• SUPPLIED DATA:

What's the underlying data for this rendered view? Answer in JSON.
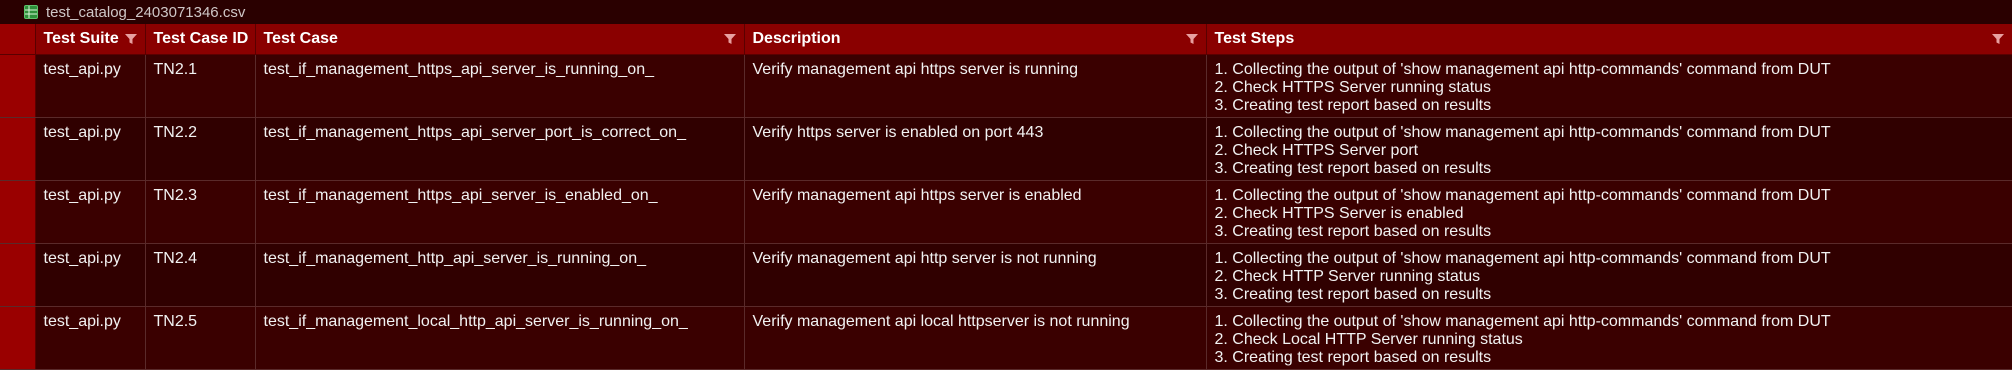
{
  "window": {
    "title": "test_catalog_2403071346.csv",
    "file_icon": "spreadsheet-icon"
  },
  "colors": {
    "header_bg": "#8a0000",
    "row_bg": "#3a0000",
    "row_alt_bg": "#300000",
    "row_header_bg": "#9a0000"
  },
  "table": {
    "columns": [
      {
        "label": "Test Suite"
      },
      {
        "label": "Test Case ID"
      },
      {
        "label": "Test Case"
      },
      {
        "label": "Description"
      },
      {
        "label": "Test Steps"
      }
    ],
    "rows": [
      {
        "suite": "test_api.py",
        "id": "TN2.1",
        "case": "test_if_management_https_api_server_is_running_on_",
        "description": "Verify management api https server is running",
        "steps": [
          "1. Collecting the output of 'show management api http-commands' command from DUT",
          "2. Check HTTPS Server running status",
          "3. Creating test report based on results"
        ]
      },
      {
        "suite": "test_api.py",
        "id": "TN2.2",
        "case": "test_if_management_https_api_server_port_is_correct_on_",
        "description": "Verify https server is enabled on port 443",
        "steps": [
          "1. Collecting the output of 'show management api http-commands' command from DUT",
          "2. Check HTTPS Server port",
          "3. Creating test report based on results"
        ]
      },
      {
        "suite": "test_api.py",
        "id": "TN2.3",
        "case": "test_if_management_https_api_server_is_enabled_on_",
        "description": "Verify management api https server is enabled",
        "steps": [
          "1. Collecting the output of 'show management api http-commands' command from DUT",
          "2. Check HTTPS Server is enabled",
          "3. Creating test report based on results"
        ]
      },
      {
        "suite": "test_api.py",
        "id": "TN2.4",
        "case": "test_if_management_http_api_server_is_running_on_",
        "description": "Verify management api http server is not running",
        "steps": [
          "1. Collecting the output of 'show management api http-commands' command from DUT",
          "2. Check HTTP Server running status",
          "3. Creating test report based on results"
        ]
      },
      {
        "suite": "test_api.py",
        "id": "TN2.5",
        "case": "test_if_management_local_http_api_server_is_running_on_",
        "description": "Verify management api local httpserver is not running",
        "steps": [
          "1. Collecting the output of 'show management api http-commands' command from DUT",
          "2. Check Local HTTP Server running status",
          "3. Creating test report based on results"
        ]
      }
    ]
  }
}
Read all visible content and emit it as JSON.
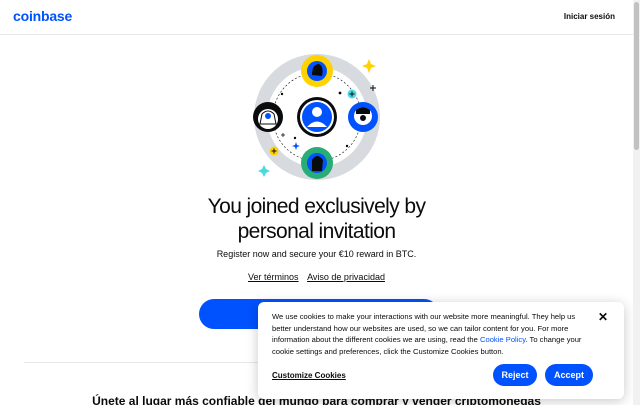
{
  "header": {
    "logo": "coinbase",
    "signin": "Iniciar sesión"
  },
  "hero": {
    "headline_line1": "You joined exclusively by",
    "headline_line2": "personal invitation",
    "subline": "Register now and secure your €10 reward in BTC.",
    "terms_link": "Ver términos",
    "privacy_link": "Aviso de privacidad"
  },
  "bottom": {
    "title": "Únete al lugar más confiable del mundo para comprar y vender criptomonedas"
  },
  "cookie_banner": {
    "text_part1": "We use cookies to make your interactions with our website more meaningful. They help us better understand how our websites are used, so we can tailor content for you. For more information about the different cookies we are using, read the",
    "policy_link": "Cookie Policy",
    "text_part2": ". To change your cookie settings and preferences, click the Customize Cookies button.",
    "customize_label": "Customize Cookies",
    "reject_label": "Reject",
    "accept_label": "Accept",
    "close_glyph": "✕"
  },
  "colors": {
    "brand": "#0052ff",
    "yellow": "#ffd200",
    "green": "#27ad75",
    "cyan": "#4ad9e1",
    "ring": "#d7dadf"
  }
}
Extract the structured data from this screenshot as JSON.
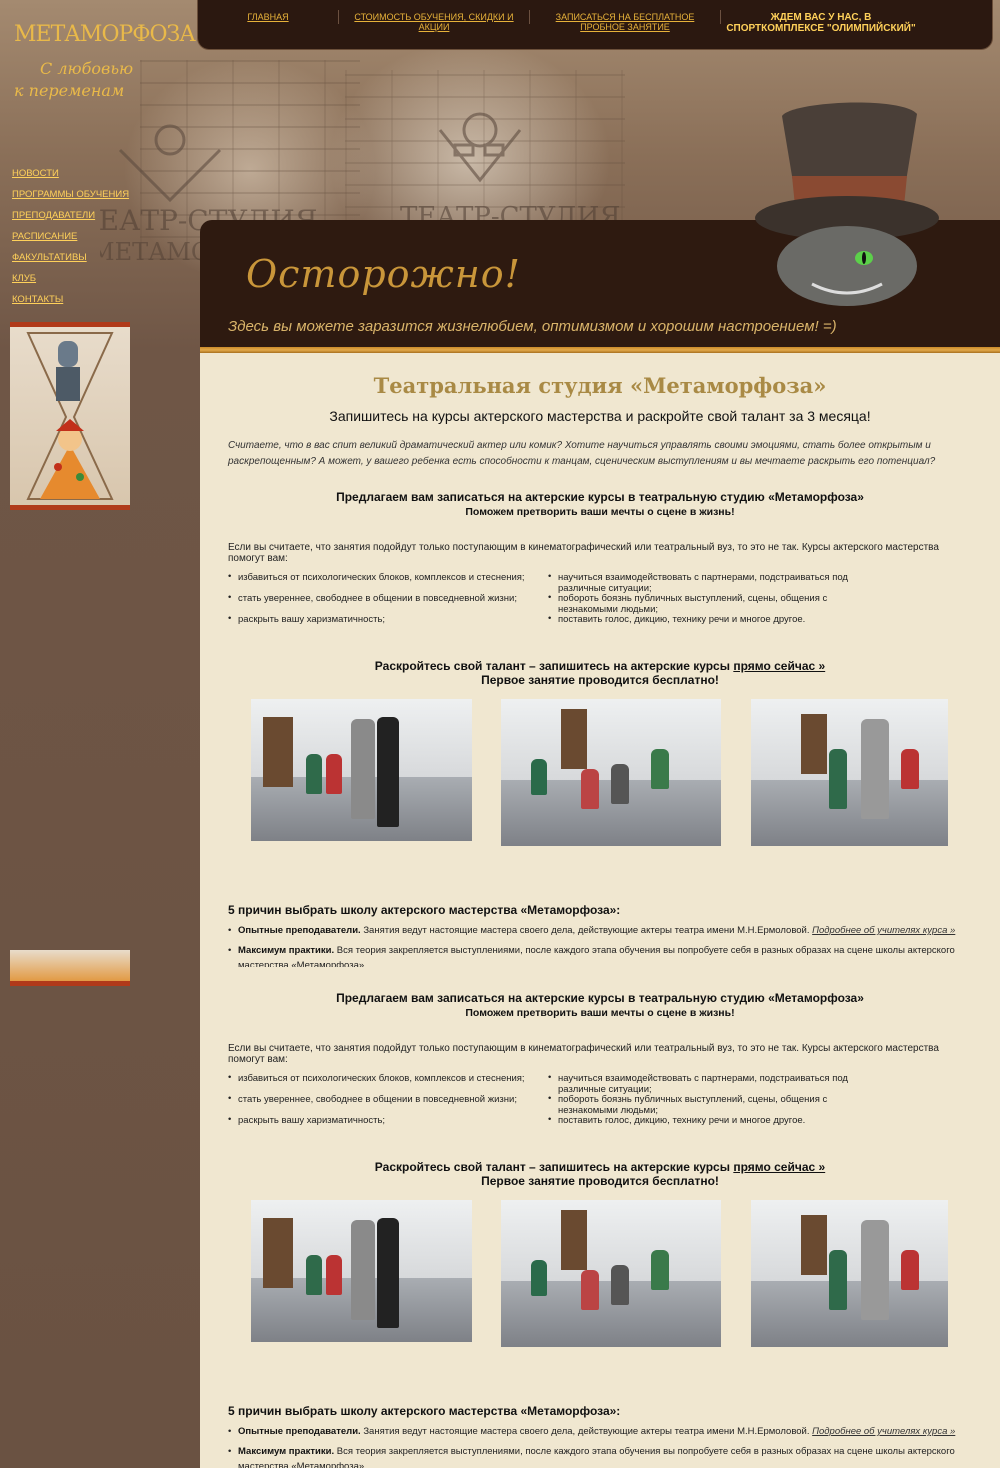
{
  "top_nav": {
    "items": [
      {
        "label": "Главная"
      },
      {
        "label": "Стоимость обучения, скидки и акции"
      },
      {
        "label": "Записаться на бесплатное пробное занятие"
      }
    ],
    "promo": "Ждем вас у нас, в спорткомплексе \"Олимпийский\""
  },
  "logo": {
    "title": "МЕТАМОРФОЗА",
    "subtitle_1": "С любовью",
    "subtitle_2": "к переменам"
  },
  "side_menu": {
    "items": [
      {
        "label": "Новости"
      },
      {
        "label": "Программы обучения"
      },
      {
        "label": "Преподаватели"
      },
      {
        "label": "Расписание"
      },
      {
        "label": "Факультативы"
      },
      {
        "label": "Клуб"
      },
      {
        "label": "Контакты"
      }
    ]
  },
  "banner": {
    "headline": "Осторожно!",
    "tagline": "Здесь вы можете заразится жизнелюбием, оптимизмом и хорошим настроением! =)"
  },
  "main": {
    "title": "Театральная студия «Метаморфоза»",
    "lead": "Запишитесь на курсы актерского мастерства и раскройте свой талант за 3 месяца!",
    "intro": "Считаете, что в вас спит великий драматический актер или комик? Хотите научиться управлять своими эмоциями, стать более открытым и раскрепощенным? А может, у вашего ребенка есть способности к танцам, сценическим выступлениям и вы мечтаете раскрыть его потенциал?",
    "offer_title": "Предлагаем вам записаться на актерские курсы в театральную студию «Метаморфоза»",
    "offer_sub": "Поможем претворить ваши мечты о сцене в жизнь!",
    "benefits_intro": "Если вы считаете, что занятия подойдут только поступающим в кинематографический или театральный вуз, то это не так. Курсы актерского мастерства помогут вам:",
    "benefits_left": [
      "избавиться от психологических блоков, комплексов и стеснения;",
      "стать увереннее, свободнее в общении в повседневной жизни;",
      "раскрыть вашу харизматичность;"
    ],
    "benefits_right": [
      "научиться взаимодействовать с партнерами, подстраиваться под различные ситуации;",
      "побороть боязнь публичных выступлений, сцены, общения с незнакомыми людьми;",
      "поставить голос, дикцию, технику речи и многое другое."
    ],
    "cta_text": "Раскройтесь свой талант – запишитесь на актерские курсы",
    "cta_link": "прямо сейчас »",
    "cta_sub": "Первое занятие проводится бесплатно!",
    "reasons_title": "5 причин выбрать школу актерского мастерства «Метаморфоза»:",
    "reason_1_bold": "Опытные преподаватели.",
    "reason_1_text": "Занятия ведут настоящие мастера своего дела, действующие актеры театра имени М.Н.Ермоловой.",
    "reason_1_link": "Подробнее об учителях курса »",
    "reason_2_bold": "Максимум практики.",
    "reason_2_text": "Вся теория закрепляется выступлениями, после каждого этапа обучения вы попробуете себя в разных образах на сцене школы актерского мастерства «Метаморфоза»."
  },
  "colors": {
    "nav_bg": "#2b1810",
    "nav_link": "#e7b23a",
    "content_bg": "#f0e7d0",
    "sidebar_bg": "#6f5646",
    "title_gold": "#a98a45"
  }
}
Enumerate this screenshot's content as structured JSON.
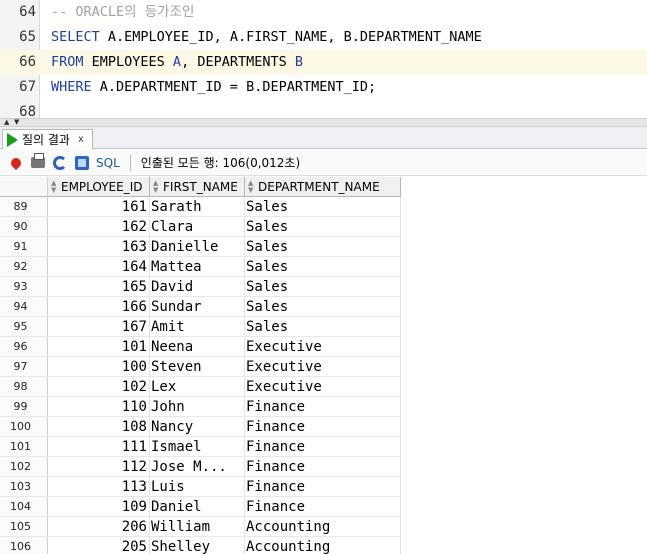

• EXERCISE: Pictures stay out of the copy; please restate every record above exactly.

• RESPONSE TO THIS EXERCISE:
What's the underlying data for this rendered view? Answer in JSON.
{
  "window": {
    "title": "test_catalog_2403071346.csv",
    "file_icon": "spreadsheet-icon"
  },
  "colors": {
    "header_bg": "#8a0000",
    "row_bg": "#3a0000",
    "row_alt_bg": "#300000",
    "row_header_bg": "#9a0000"
  },
  "table": {
    "columns": [
      {
        "label": "Test Suite"
      },
      {
        "label": "Test Case ID"
      },
      {
        "label": "Test Case"
      },
      {
        "label": "Description"
      },
      {
        "label": "Test Steps"
      }
    ],
    "rows": [
      {
        "suite": "test_api.py",
        "id": "TN2.1",
        "case": "test_if_management_https_api_server_is_running_on_",
        "description": "Verify management api https server is running",
        "steps": [
          "1. Collecting the output of 'show management api http-commands' command from DUT",
          "2. Check HTTPS Server running status",
          "3. Creating test report based on results"
        ]
      },
      {
        "suite": "test_api.py",
        "id": "TN2.2",
        "case": "test_if_management_https_api_server_port_is_correct_on_",
        "description": "Verify https server is enabled on port 443",
        "steps": [
          "1. Collecting the output of 'show management api http-commands' command from DUT",
          "2. Check HTTPS Server port",
          "3. Creating test report based on results"
        ]
      },
      {
        "suite": "test_api.py",
        "id": "TN2.3",
        "case": "test_if_management_https_api_server_is_enabled_on_",
        "description": "Verify management api https server is enabled",
        "steps": [
          "1. Collecting the output of 'show management api http-commands' command from DUT",
          "2. Check HTTPS Server is enabled",
          "3. Creating test report based on results"
        ]
      },
      {
        "suite": "test_api.py",
        "id": "TN2.4",
        "case": "test_if_management_http_api_server_is_running_on_",
        "description": "Verify management api http server is not running",
        "steps": [
          "1. Collecting the output of 'show management api http-commands' command from DUT",
          "2. Check HTTP Server running status",
          "3. Creating test report based on results"
        ]
      },
      {
        "suite": "test_api.py",
        "id": "TN2.5",
        "case": "test_if_management_local_http_api_server_is_running_on_",
        "description": "Verify management api local httpserver is not running",
        "steps": [
          "1. Collecting the output of 'show management api http-commands' command from DUT",
          "2. Check Local HTTP Server running status",
          "3. Creating test report based on results"
        ]
      }
    ]
  }
}
Read all visible content and emit it as JSON.
{
  "header": {
    "logo": "coinbase",
    "signin": "Iniciar sesión"
  },
  "hero": {
    "headline_line1": "You joined exclusively by",
    "headline_line2": "personal invitation",
    "subline": "Register now and secure your €10 reward in BTC.",
    "terms_link": "Ver términos",
    "privacy_link": "Aviso de privacidad"
  },
  "bottom": {
    "title": "Únete al lugar más confiable del mundo para comprar y vender criptomonedas"
  },
  "cookie_banner": {
    "text_part1": "We use cookies to make your interactions with our website more meaningful. They help us better understand how our websites are used, so we can tailor content for you. For more information about the different cookies we are using, read the",
    "policy_link": "Cookie Policy",
    "text_part2": ". To change your cookie settings and preferences, click the Customize Cookies button.",
    "customize_label": "Customize Cookies",
    "reject_label": "Reject",
    "accept_label": "Accept",
    "close_glyph": "✕"
  },
  "colors": {
    "brand": "#0052ff",
    "yellow": "#ffd200",
    "green": "#27ad75",
    "cyan": "#4ad9e1",
    "ring": "#d7dadf"
  }
}
Extract the structured data from this screenshot as JSON.
{
  "top_nav": {
    "items": [
      {
        "label": "Главная"
      },
      {
        "label": "Стоимость обучения, скидки и акции"
      },
      {
        "label": "Записаться на бесплатное пробное занятие"
      }
    ],
    "promo": "Ждем вас у нас, в спорткомплексе \"Олимпийский\""
  },
  "logo": {
    "title": "МЕТАМОРФОЗА",
    "subtitle_1": "С любовью",
    "subtitle_2": "к переменам"
  },
  "side_menu": {
    "items": [
      {
        "label": "Новости"
      },
      {
        "label": "Программы обучения"
      },
      {
        "label": "Преподаватели"
      },
      {
        "label": "Расписание"
      },
      {
        "label": "Факультативы"
      },
      {
        "label": "Клуб"
      },
      {
        "label": "Контакты"
      }
    ]
  },
  "banner": {
    "headline": "Осторожно!",
    "tagline": "Здесь вы можете заразится жизнелюбием, оптимизмом и хорошим настроением! =)"
  },
  "main": {
    "title": "Театральная студия «Метаморфоза»",
    "lead": "Запишитесь на курсы актерского мастерства и раскройте свой талант за 3 месяца!",
    "intro": "Считаете, что в вас спит великий драматический актер или комик? Хотите научиться управлять своими эмоциями, стать более открытым и раскрепощенным? А может, у вашего ребенка есть способности к танцам, сценическим выступлениям и вы мечтаете раскрыть его потенциал?",
    "offer_title": "Предлагаем вам записаться на актерские курсы в театральную студию «Метаморфоза»",
    "offer_sub": "Поможем претворить ваши мечты о сцене в жизнь!",
    "benefits_intro": "Если вы считаете, что занятия подойдут только поступающим в кинематографический или театральный вуз, то это не так. Курсы актерского мастерства помогут вам:",
    "benefits_left": [
      "избавиться от психологических блоков, комплексов и стеснения;",
      "стать увереннее, свободнее в общении в повседневной жизни;",
      "раскрыть вашу харизматичность;"
    ],
    "benefits_right": [
      "научиться взаимодействовать с партнерами, подстраиваться под различные ситуации;",
      "побороть боязнь публичных выступлений, сцены, общения с незнакомыми людьми;",
      "поставить голос, дикцию, технику речи и многое другое."
    ],
    "cta_text": "Раскройтесь свой талант – запишитесь на актерские курсы",
    "cta_link": "прямо сейчас »",
    "cta_sub": "Первое занятие проводится бесплатно!",
    "reasons_title": "5 причин выбрать школу актерского мастерства «Метаморфоза»:",
    "reason_1_bold": "Опытные преподаватели.",
    "reason_1_text": "Занятия ведут настоящие мастера своего дела, действующие актеры театра имени М.Н.Ермоловой.",
    "reason_1_link": "Подробнее об учителях курса »",
    "reason_2_bold": "Максимум практики.",
    "reason_2_text": "Вся теория закрепляется выступлениями, после каждого этапа обучения вы попробуете себя в разных образах на сцене школы актерского мастерства «Метаморфоза»."
  },
  "colors": {
    "nav_bg": "#2b1810",
    "nav_link": "#e7b23a",
    "content_bg": "#f0e7d0",
    "sidebar_bg": "#6f5646",
    "title_gold": "#a98a45"
  }
}
Enumerate this screenshot's content as structured JSON.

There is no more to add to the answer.